Dataset rows about figures:
■ ■ ■

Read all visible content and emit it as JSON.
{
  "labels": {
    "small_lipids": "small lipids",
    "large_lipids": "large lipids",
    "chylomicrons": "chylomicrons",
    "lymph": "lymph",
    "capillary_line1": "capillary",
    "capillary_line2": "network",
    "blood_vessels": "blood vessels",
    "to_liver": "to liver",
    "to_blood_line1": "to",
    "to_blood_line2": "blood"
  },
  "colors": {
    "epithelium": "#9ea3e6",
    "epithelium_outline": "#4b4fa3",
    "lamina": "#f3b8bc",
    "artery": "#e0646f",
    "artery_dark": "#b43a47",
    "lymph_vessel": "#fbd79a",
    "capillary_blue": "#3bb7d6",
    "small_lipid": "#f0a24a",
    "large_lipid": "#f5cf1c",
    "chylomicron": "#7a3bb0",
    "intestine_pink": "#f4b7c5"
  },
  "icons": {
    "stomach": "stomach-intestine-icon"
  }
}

■ ■ ■

_What the task requires_
Repeat all entries. Match them exactly.

_Result for this task_
Read all visible content and emit it as JSON.
{
  "labels": {
    "small_lipids": "small lipids",
    "large_lipids": "large lipids",
    "chylomicrons": "chylomicrons",
    "lymph": "lymph",
    "capillary_line1": "capillary",
    "capillary_line2": "network",
    "blood_vessels": "blood vessels",
    "to_liver": "to liver",
    "to_blood_line1": "to",
    "to_blood_line2": "blood"
  },
  "colors": {
    "epithelium": "#9ea3e6",
    "epithelium_outline": "#4b4fa3",
    "lamina": "#f3b8bc",
    "artery": "#e0646f",
    "artery_dark": "#b43a47",
    "lymph_vessel": "#fbd79a",
    "capillary_blue": "#3bb7d6",
    "small_lipid": "#f0a24a",
    "large_lipid": "#f5cf1c",
    "chylomicron": "#7a3bb0",
    "intestine_pink": "#f4b7c5"
  },
  "icons": {
    "stomach": "stomach-intestine-icon"
  }
}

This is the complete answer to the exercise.